__ACTIVITY LIST__:
(1) Answer these questions about the project descriptions.
(a) In its previous effort, which tools did the SCU team use to create CT and MRI image classifiers?
(b) What three benefits of a XaaS model are given as examples in the market research description?
(c) What is G-Tech Medical developing?
(2) Reproduce the project descriptions starting at "Applied Machine Learning" and ending at "enhance therapeutic outcomes.", and switch "TensorFlow" to "PyTorch".

Applied Machine Learning in Medical Imaging
In collaboration with Varian Medical Systems, this project explores and applies machine learning techniques for medical image analysis. Radiotherapy planning for cancers and other disease states is a complex and time-consuming process that may be accelerated and improved by the application of machine learning techniques. The SCU team is expanding upon its previous effort, which developed automated segmentation of organs on CT images and the creation of CT and MRI image classifiers with TensorFlow tools. Students working on this project learn about medical imaging, image analysis, and the application of deep learning methods to enhance therapeutic outcomes.
Market Research on XaaS Usage in Healthcare
In collaboration with Varian Medical Systems, this project aims to provide a playbook on how to best offer, sell, and market a XaaS model in the medical industry. XaaS is a general category of services related to cloud computing and remote access, such as software and technology. Service-based products are becoming more prominent and desirable in the context of expanding reliance on telehealth. The research aims to uncover the benefits of this type of model (e.g. affordability, reliability, and increased security) for potential users in the sector, and provide guidance to them on how to offer secure service-based software and technology for their customers. Students gain hands-on experience conducting primary, secondary, qualitative, and quantitative research. The team is studying marketing strategies, internal transition (revenue management and sales team motivation), and how to mitigate security concerns.
Gastrointestinal Myoelectric Activity Phantom
In collaboration with G-Tech Medical, who is developing a wearable patch that provides non-invasive, continuous monitoring of the motor activity of the digestive tract, this project aims to develop in vitro platforms that can emulate the electrical properties of human tissues. Such tissue-mimicking phantoms can be used in the early-stage testing of noninvasive electromyographic devices as an alternative to human testing and meet the medical device industry’s need for a platform to test biowearable devices. The students aim to develop a prototype phantom that generates electrical signals emulating activity of the gastrointestinal tract, as a part of their senior design capstone project. The phantom, developed under the mentorship of the team at G-Tech Medical, will be used in performance characterization and formal validation of the total system, from wearable patch through output of the proprietary data processing algorithms.

__DATASET ENTRIES__:
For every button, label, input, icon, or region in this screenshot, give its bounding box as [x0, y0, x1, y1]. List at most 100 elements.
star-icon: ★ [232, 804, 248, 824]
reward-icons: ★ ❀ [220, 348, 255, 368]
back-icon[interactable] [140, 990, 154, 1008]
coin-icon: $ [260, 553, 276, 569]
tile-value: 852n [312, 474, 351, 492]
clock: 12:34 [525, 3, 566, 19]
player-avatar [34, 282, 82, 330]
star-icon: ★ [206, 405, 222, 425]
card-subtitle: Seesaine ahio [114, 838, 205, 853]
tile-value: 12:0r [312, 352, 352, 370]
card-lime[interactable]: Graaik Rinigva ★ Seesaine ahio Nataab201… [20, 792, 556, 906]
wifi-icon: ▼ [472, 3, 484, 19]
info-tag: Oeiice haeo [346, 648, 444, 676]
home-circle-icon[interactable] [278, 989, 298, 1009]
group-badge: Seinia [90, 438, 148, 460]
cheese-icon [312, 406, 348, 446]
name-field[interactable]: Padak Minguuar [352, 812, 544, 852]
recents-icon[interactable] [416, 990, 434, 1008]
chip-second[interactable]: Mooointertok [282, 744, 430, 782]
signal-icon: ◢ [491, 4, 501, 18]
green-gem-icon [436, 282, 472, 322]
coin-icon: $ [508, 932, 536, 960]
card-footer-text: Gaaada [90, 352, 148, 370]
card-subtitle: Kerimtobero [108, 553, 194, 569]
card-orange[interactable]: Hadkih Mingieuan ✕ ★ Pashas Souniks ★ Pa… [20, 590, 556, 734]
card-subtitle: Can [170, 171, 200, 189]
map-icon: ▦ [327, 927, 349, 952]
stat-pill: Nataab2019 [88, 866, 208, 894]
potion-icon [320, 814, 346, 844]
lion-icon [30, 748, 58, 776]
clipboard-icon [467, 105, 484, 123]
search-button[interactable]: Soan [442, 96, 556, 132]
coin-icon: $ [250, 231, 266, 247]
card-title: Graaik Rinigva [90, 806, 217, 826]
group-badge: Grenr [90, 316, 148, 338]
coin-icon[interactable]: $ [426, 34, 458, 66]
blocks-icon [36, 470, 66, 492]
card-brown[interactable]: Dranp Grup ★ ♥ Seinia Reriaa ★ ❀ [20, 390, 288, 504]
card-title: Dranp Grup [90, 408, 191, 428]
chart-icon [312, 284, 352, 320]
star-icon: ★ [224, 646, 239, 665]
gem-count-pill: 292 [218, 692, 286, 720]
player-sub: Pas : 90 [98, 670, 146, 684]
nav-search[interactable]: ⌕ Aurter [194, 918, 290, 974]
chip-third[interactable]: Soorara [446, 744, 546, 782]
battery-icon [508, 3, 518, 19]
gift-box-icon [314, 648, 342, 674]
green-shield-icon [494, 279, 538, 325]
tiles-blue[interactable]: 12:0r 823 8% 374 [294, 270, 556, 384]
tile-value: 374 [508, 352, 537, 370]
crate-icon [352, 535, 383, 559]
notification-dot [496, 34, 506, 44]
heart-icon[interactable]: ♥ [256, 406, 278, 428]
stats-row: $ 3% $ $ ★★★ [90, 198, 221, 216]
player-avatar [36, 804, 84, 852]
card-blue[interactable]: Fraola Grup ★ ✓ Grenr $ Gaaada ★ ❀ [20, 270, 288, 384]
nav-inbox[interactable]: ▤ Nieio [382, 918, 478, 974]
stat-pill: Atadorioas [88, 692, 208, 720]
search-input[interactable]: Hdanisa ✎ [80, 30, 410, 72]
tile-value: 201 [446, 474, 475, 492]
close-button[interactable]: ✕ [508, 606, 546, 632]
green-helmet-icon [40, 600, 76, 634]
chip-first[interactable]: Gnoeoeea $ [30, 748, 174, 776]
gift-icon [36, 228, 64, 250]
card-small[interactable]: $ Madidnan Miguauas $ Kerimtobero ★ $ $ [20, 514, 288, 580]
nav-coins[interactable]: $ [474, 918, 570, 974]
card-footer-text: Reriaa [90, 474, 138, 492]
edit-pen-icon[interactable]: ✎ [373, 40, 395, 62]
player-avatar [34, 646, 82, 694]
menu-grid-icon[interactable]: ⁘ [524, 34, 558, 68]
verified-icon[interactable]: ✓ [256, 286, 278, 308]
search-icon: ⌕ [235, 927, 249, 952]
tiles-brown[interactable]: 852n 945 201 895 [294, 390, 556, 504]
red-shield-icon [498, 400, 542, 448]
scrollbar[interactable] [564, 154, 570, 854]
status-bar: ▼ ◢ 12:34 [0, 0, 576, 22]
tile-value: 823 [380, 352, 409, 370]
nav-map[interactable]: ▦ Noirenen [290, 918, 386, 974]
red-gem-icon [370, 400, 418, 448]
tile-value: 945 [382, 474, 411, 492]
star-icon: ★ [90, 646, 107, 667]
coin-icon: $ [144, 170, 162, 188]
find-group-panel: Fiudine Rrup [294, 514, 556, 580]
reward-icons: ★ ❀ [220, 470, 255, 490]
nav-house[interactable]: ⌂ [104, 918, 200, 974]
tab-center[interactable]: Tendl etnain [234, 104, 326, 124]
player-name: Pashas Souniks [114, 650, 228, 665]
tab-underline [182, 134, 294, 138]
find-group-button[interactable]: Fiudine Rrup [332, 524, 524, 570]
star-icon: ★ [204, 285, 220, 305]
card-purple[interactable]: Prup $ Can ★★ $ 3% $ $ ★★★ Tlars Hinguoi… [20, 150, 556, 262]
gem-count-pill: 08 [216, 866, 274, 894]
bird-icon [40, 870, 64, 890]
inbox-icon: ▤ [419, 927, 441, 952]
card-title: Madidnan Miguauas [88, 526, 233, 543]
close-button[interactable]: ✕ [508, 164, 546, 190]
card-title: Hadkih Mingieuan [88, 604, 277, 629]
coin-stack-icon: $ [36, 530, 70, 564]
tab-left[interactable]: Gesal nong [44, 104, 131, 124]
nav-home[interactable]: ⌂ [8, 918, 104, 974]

__PER-TASK OUTPUTS__:
(1)
(a) TensorFlow tools
(b) Affordability, reliability, and increased security
(c) A wearable patch that provides non-invasive, continuous monitoring of the motor activity of the digestive tract

(2)
Applied Machine Learning in Medical Imaging
In collaboration with Varian Medical Systems, this project explores and applies machine learning techniques for medical image analysis. Radiotherapy planning for cancers and other disease states is a complex and time-consuming process that may be accelerated and improved by the application of machine learning techniques. The SCU team is expanding upon its previous effort, which developed automated segmentation of organs on CT images and the creation of CT and MRI image classifiers with PyTorch tools. Students working on this project learn about medical imaging, image analysis, and the application of deep learning methods to enhance therapeutic outcomes.